* [Dataset records]:

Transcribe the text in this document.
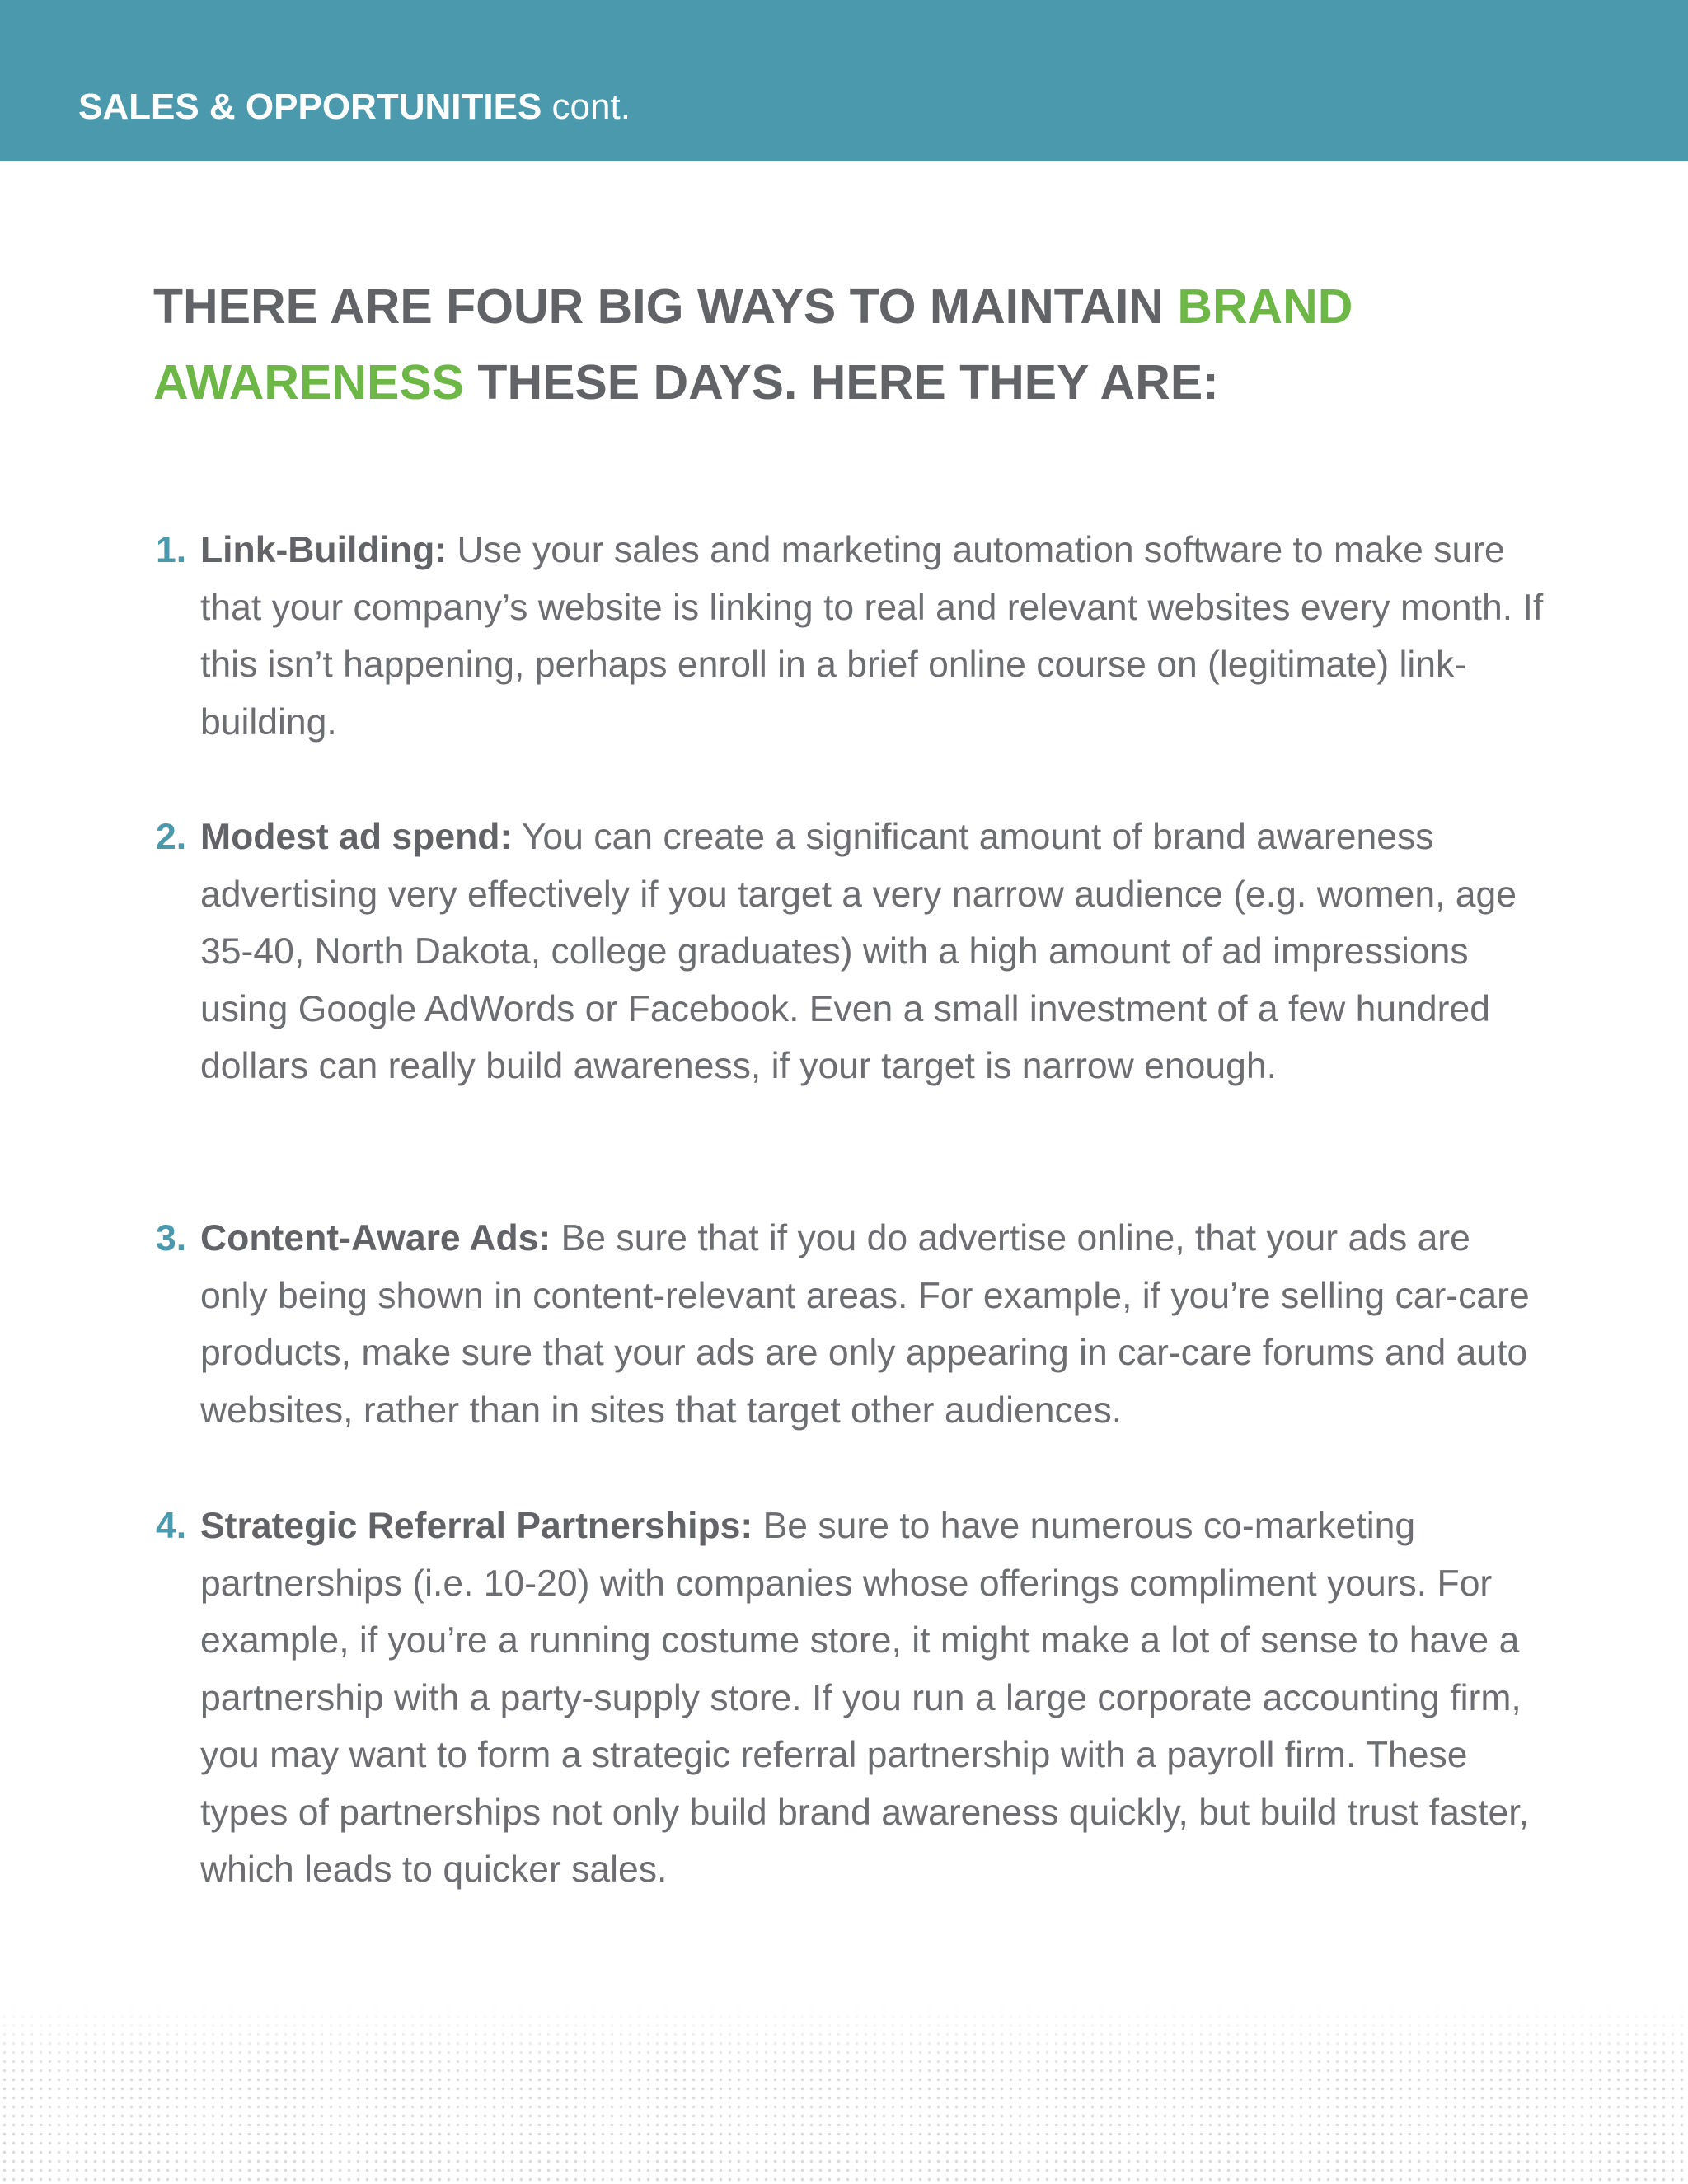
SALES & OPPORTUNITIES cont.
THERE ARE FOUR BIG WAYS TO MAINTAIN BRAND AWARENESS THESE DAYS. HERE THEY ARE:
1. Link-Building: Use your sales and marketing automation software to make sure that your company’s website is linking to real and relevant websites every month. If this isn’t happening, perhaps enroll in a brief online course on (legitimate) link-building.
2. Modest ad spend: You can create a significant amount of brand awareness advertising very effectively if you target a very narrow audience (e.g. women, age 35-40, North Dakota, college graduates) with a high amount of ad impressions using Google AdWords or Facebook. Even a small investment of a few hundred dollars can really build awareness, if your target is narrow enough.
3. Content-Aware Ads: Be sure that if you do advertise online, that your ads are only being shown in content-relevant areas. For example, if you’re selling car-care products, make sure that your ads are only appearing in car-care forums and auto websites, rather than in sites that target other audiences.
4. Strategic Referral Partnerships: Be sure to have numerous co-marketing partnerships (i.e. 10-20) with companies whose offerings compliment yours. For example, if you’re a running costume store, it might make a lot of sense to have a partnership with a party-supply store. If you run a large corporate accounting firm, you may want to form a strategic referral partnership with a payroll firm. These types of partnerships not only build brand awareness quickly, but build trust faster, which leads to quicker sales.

==

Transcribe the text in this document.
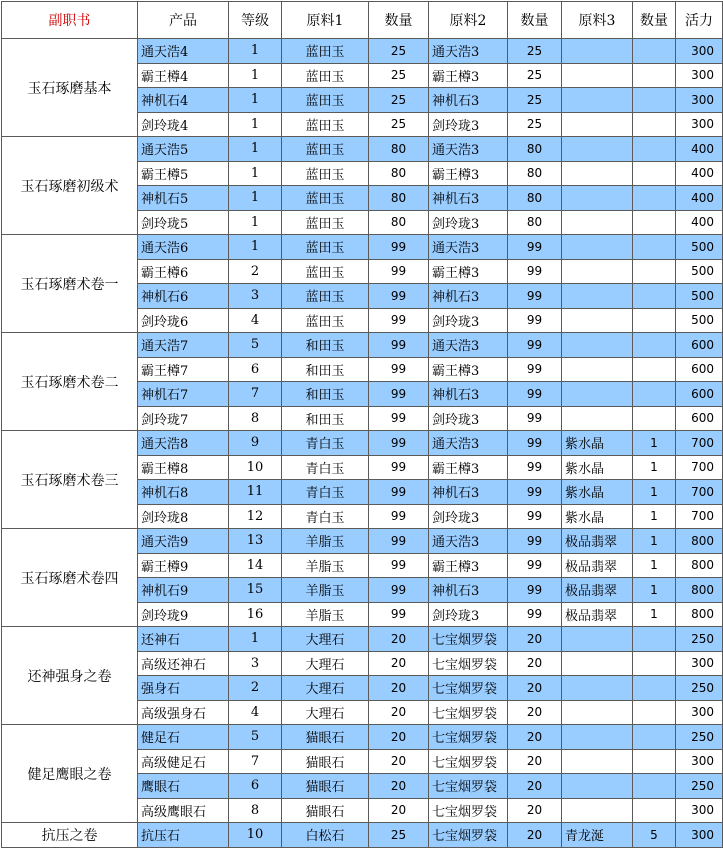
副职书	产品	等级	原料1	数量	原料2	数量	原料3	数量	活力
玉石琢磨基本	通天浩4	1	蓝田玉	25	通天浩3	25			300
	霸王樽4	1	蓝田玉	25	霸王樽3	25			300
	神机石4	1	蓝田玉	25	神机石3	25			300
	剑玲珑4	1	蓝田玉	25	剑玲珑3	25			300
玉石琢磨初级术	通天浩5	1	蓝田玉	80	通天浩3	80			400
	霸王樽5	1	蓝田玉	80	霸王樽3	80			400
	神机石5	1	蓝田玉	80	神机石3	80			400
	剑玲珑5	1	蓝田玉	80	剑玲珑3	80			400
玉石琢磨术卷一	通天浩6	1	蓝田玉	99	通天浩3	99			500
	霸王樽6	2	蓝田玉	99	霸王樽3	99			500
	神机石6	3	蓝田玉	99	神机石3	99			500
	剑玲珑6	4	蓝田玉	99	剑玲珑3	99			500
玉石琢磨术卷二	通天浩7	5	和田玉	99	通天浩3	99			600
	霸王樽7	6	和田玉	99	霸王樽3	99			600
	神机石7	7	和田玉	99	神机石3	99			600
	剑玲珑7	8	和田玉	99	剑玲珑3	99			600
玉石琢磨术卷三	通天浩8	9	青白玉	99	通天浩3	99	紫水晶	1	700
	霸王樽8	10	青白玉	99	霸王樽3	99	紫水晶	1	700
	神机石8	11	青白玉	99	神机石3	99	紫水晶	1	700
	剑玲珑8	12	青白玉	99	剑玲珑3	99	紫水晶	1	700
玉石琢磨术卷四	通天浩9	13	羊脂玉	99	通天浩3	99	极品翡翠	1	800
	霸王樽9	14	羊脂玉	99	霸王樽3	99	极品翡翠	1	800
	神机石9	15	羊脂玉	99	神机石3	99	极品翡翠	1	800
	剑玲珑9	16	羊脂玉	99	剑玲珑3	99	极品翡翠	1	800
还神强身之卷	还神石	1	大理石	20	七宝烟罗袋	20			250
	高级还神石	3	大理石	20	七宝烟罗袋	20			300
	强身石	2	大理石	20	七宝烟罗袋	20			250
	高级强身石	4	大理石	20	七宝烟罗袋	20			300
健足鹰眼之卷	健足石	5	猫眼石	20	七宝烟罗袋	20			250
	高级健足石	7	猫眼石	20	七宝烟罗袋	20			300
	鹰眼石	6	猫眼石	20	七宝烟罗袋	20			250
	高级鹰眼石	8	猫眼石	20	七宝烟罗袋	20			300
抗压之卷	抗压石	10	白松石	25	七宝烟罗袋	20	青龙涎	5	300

* [Prompt]:
Extract every line above that contains the word "极品翡翠".

* [Solution]:
玉石琢磨术卷四	通天浩9	13	羊脂玉	99	通天浩3	99	极品翡翠	1	800
	霸王樽9	14	羊脂玉	99	霸王樽3	99	极品翡翠	1	800
	神机石9	15	羊脂玉	99	神机石3	99	极品翡翠	1	800
	剑玲珑9	16	羊脂玉	99	剑玲珑3	99	极品翡翠	1	800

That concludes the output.